-- begin Task input --

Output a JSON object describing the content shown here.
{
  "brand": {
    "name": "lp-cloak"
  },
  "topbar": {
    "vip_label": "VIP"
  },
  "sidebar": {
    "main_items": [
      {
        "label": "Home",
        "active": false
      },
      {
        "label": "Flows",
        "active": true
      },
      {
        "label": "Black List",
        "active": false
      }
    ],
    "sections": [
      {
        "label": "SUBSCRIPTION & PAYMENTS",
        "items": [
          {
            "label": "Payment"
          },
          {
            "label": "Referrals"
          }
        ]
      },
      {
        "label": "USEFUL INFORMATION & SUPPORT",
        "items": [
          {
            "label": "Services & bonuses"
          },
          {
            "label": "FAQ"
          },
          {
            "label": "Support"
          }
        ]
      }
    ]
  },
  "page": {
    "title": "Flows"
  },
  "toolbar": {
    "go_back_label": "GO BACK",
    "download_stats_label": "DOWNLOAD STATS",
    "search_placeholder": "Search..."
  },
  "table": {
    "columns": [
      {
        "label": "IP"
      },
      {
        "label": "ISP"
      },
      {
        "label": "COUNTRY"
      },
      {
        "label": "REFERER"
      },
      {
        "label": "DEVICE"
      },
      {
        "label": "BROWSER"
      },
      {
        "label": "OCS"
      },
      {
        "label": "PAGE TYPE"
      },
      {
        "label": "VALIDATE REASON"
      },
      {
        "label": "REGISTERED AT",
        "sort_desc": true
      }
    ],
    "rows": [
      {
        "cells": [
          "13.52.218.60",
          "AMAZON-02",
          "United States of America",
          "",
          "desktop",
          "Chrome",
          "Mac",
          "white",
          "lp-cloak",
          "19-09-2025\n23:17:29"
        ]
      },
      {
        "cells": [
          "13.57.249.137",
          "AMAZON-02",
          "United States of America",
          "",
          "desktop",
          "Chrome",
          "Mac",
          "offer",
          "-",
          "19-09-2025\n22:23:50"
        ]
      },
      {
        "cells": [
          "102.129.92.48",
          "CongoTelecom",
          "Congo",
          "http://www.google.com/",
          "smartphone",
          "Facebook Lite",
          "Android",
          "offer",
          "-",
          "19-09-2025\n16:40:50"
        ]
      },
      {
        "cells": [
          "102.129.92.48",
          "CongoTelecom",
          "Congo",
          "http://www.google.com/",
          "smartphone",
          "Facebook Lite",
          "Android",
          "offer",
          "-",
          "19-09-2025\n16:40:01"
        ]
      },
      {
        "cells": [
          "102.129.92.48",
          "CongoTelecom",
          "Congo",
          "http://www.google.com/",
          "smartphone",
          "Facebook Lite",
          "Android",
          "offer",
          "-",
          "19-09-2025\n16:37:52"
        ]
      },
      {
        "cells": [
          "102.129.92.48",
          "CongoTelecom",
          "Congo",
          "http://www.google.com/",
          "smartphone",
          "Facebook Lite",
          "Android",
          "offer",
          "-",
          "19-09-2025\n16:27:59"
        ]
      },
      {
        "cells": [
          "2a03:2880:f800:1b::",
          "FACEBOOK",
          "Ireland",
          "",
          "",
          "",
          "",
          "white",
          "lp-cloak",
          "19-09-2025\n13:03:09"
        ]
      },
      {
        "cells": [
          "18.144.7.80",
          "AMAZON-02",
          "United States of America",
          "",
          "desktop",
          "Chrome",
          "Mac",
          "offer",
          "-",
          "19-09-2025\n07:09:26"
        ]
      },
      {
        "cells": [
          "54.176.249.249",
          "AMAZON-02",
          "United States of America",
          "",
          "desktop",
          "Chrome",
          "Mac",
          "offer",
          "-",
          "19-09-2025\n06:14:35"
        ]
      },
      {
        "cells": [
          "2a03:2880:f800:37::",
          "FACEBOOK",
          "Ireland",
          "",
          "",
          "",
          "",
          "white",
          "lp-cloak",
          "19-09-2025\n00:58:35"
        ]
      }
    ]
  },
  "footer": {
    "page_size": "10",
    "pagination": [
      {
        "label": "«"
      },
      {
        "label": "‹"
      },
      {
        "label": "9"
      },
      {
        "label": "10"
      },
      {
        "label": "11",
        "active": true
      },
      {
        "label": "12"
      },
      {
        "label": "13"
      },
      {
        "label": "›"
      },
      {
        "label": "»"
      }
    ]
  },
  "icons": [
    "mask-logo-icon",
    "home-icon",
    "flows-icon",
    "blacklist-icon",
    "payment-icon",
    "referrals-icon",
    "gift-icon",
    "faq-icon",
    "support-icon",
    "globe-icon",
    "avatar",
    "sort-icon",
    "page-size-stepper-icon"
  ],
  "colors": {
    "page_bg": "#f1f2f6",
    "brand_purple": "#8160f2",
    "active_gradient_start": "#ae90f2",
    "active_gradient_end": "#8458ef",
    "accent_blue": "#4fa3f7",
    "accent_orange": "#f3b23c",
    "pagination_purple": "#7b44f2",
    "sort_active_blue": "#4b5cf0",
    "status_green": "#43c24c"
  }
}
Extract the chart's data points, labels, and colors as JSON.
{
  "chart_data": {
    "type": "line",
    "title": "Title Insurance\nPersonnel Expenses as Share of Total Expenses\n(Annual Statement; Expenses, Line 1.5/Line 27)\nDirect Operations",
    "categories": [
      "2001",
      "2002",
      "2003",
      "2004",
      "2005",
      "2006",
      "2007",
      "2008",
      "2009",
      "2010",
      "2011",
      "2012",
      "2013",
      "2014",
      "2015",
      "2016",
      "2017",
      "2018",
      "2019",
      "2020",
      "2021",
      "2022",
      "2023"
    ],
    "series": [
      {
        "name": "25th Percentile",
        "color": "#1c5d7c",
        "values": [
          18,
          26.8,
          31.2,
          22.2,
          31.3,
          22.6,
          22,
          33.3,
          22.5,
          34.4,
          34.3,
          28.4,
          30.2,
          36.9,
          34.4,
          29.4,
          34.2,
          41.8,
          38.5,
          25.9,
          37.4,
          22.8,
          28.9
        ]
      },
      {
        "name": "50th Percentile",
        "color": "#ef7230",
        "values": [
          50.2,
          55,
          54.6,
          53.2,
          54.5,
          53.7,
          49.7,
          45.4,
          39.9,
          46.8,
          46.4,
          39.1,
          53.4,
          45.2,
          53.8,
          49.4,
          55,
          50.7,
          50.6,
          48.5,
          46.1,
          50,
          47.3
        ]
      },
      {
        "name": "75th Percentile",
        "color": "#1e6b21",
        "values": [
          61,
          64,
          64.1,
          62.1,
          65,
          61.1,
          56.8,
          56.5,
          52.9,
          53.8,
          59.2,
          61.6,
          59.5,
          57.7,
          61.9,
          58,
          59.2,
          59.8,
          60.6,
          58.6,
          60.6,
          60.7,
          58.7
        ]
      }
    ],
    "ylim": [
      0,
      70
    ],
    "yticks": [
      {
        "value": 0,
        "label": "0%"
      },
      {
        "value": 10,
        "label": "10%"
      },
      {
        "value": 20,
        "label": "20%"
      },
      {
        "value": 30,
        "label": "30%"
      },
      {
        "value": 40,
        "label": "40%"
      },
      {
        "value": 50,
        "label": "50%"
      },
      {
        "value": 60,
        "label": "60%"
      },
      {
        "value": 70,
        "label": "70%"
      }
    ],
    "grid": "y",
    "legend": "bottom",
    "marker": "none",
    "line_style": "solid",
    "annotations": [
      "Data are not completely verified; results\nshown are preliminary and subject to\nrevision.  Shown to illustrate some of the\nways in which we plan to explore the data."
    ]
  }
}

-- end Task input --

__Aim__:
Copy out each line exactly.

__Task response__:
Output a JSON object describing the content shown here.
{
  "brand": {
    "name": "lp-cloak"
  },
  "topbar": {
    "vip_label": "VIP"
  },
  "sidebar": {
    "main_items": [
      {
        "label": "Home",
        "active": false
      },
      {
        "label": "Flows",
        "active": true
      },
      {
        "label": "Black List",
        "active": false
      }
    ],
    "sections": [
      {
        "label": "SUBSCRIPTION & PAYMENTS",
        "items": [
          {
            "label": "Payment"
          },
          {
            "label": "Referrals"
          }
        ]
      },
      {
        "label": "USEFUL INFORMATION & SUPPORT",
        "items": [
          {
            "label": "Services & bonuses"
          },
          {
            "label": "FAQ"
          },
          {
            "label": "Support"
          }
        ]
      }
    ]
  },
  "page": {
    "title": "Flows"
  },
  "toolbar": {
    "go_back_label": "GO BACK",
    "download_stats_label": "DOWNLOAD STATS",
    "search_placeholder": "Search..."
  },
  "table": {
    "columns": [
      {
        "label": "IP"
      },
      {
        "label": "ISP"
      },
      {
        "label": "COUNTRY"
      },
      {
        "label": "REFERER"
      },
      {
        "label": "DEVICE"
      },
      {
        "label": "BROWSER"
      },
      {
        "label": "OCS"
      },
      {
        "label": "PAGE TYPE"
      },
      {
        "label": "VALIDATE REASON"
      },
      {
        "label": "REGISTERED AT",
        "sort_desc": true
      }
    ],
    "rows": [
      {
        "cells": [
          "13.52.218.60",
          "AMAZON-02",
          "United States of America",
          "",
          "desktop",
          "Chrome",
          "Mac",
          "white",
          "lp-cloak",
          "19-09-2025\n23:17:29"
        ]
      },
      {
        "cells": [
          "13.57.249.137",
          "AMAZON-02",
          "United States of America",
          "",
          "desktop",
          "Chrome",
          "Mac",
          "offer",
          "-",
          "19-09-2025\n22:23:50"
        ]
      },
      {
        "cells": [
          "102.129.92.48",
          "CongoTelecom",
          "Congo",
          "http://www.google.com/",
          "smartphone",
          "Facebook Lite",
          "Android",
          "offer",
          "-",
          "19-09-2025\n16:40:50"
        ]
      },
      {
        "cells": [
          "102.129.92.48",
          "CongoTelecom",
          "Congo",
          "http://www.google.com/",
          "smartphone",
          "Facebook Lite",
          "Android",
          "offer",
          "-",
          "19-09-2025\n16:40:01"
        ]
      },
      {
        "cells": [
          "102.129.92.48",
          "CongoTelecom",
          "Congo",
          "http://www.google.com/",
          "smartphone",
          "Facebook Lite",
          "Android",
          "offer",
          "-",
          "19-09-2025\n16:37:52"
        ]
      },
      {
        "cells": [
          "102.129.92.48",
          "CongoTelecom",
          "Congo",
          "http://www.google.com/",
          "smartphone",
          "Facebook Lite",
          "Android",
          "offer",
          "-",
          "19-09-2025\n16:27:59"
        ]
      },
      {
        "cells": [
          "2a03:2880:f800:1b::",
          "FACEBOOK",
          "Ireland",
          "",
          "",
          "",
          "",
          "white",
          "lp-cloak",
          "19-09-2025\n13:03:09"
        ]
      },
      {
        "cells": [
          "18.144.7.80",
          "AMAZON-02",
          "United States of America",
          "",
          "desktop",
          "Chrome",
          "Mac",
          "offer",
          "-",
          "19-09-2025\n07:09:26"
        ]
      },
      {
        "cells": [
          "54.176.249.249",
          "AMAZON-02",
          "United States of America",
          "",
          "desktop",
          "Chrome",
          "Mac",
          "offer",
          "-",
          "19-09-2025\n06:14:35"
        ]
      },
      {
        "cells": [
          "2a03:2880:f800:37::",
          "FACEBOOK",
          "Ireland",
          "",
          "",
          "",
          "",
          "white",
          "lp-cloak",
          "19-09-2025\n00:58:35"
        ]
      }
    ]
  },
  "footer": {
    "page_size": "10",
    "pagination": [
      {
        "label": "«"
      },
      {
        "label": "‹"
      },
      {
        "label": "9"
      },
      {
        "label": "10"
      },
      {
        "label": "11",
        "active": true
      },
      {
        "label": "12"
      },
      {
        "label": "13"
      },
      {
        "label": "›"
      },
      {
        "label": "»"
      }
    ]
  },
  "icons": [
    "mask-logo-icon",
    "home-icon",
    "flows-icon",
    "blacklist-icon",
    "payment-icon",
    "referrals-icon",
    "gift-icon",
    "faq-icon",
    "support-icon",
    "globe-icon",
    "avatar",
    "sort-icon",
    "page-size-stepper-icon"
  ],
  "colors": {
    "page_bg": "#f1f2f6",
    "brand_purple": "#8160f2",
    "active_gradient_start": "#ae90f2",
    "active_gradient_end": "#8458ef",
    "accent_blue": "#4fa3f7",
    "accent_orange": "#f3b23c",
    "pagination_purple": "#7b44f2",
    "sort_active_blue": "#4b5cf0",
    "status_green": "#43c24c"
  }
}
Extract the chart's data points, labels, and colors as JSON.
{
  "chart_data": {
    "type": "line",
    "title": "Title Insurance\nPersonnel Expenses as Share of Total Expenses\n(Annual Statement; Expenses, Line 1.5/Line 27)\nDirect Operations",
    "categories": [
      "2001",
      "2002",
      "2003",
      "2004",
      "2005",
      "2006",
      "2007",
      "2008",
      "2009",
      "2010",
      "2011",
      "2012",
      "2013",
      "2014",
      "2015",
      "2016",
      "2017",
      "2018",
      "2019",
      "2020",
      "2021",
      "2022",
      "2023"
    ],
    "series": [
      {
        "name": "25th Percentile",
        "color": "#1c5d7c",
        "values": [
          18,
          26.8,
          31.2,
          22.2,
          31.3,
          22.6,
          22,
          33.3,
          22.5,
          34.4,
          34.3,
          28.4,
          30.2,
          36.9,
          34.4,
          29.4,
          34.2,
          41.8,
          38.5,
          25.9,
          37.4,
          22.8,
          28.9
        ]
      },
      {
        "name": "50th Percentile",
        "color": "#ef7230",
        "values": [
          50.2,
          55,
          54.6,
          53.2,
          54.5,
          53.7,
          49.7,
          45.4,
          39.9,
          46.8,
          46.4,
          39.1,
          53.4,
          45.2,
          53.8,
          49.4,
          55,
          50.7,
          50.6,
          48.5,
          46.1,
          50,
          47.3
        ]
      },
      {
        "name": "75th Percentile",
        "color": "#1e6b21",
        "values": [
          61,
          64,
          64.1,
          62.1,
          65,
          61.1,
          56.8,
          56.5,
          52.9,
          53.8,
          59.2,
          61.6,
          59.5,
          57.7,
          61.9,
          58,
          59.2,
          59.8,
          60.6,
          58.6,
          60.6,
          60.7,
          58.7
        ]
      }
    ],
    "ylim": [
      0,
      70
    ],
    "yticks": [
      {
        "value": 0,
        "label": "0%"
      },
      {
        "value": 10,
        "label": "10%"
      },
      {
        "value": 20,
        "label": "20%"
      },
      {
        "value": 30,
        "label": "30%"
      },
      {
        "value": 40,
        "label": "40%"
      },
      {
        "value": 50,
        "label": "50%"
      },
      {
        "value": 60,
        "label": "60%"
      },
      {
        "value": 70,
        "label": "70%"
      }
    ],
    "grid": "y",
    "legend": "bottom",
    "marker": "none",
    "line_style": "solid",
    "annotations": [
      "Data are not completely verified; results\nshown are preliminary and subject to\nrevision.  Shown to illustrate some of the\nways in which we plan to explore the data."
    ]
  }
}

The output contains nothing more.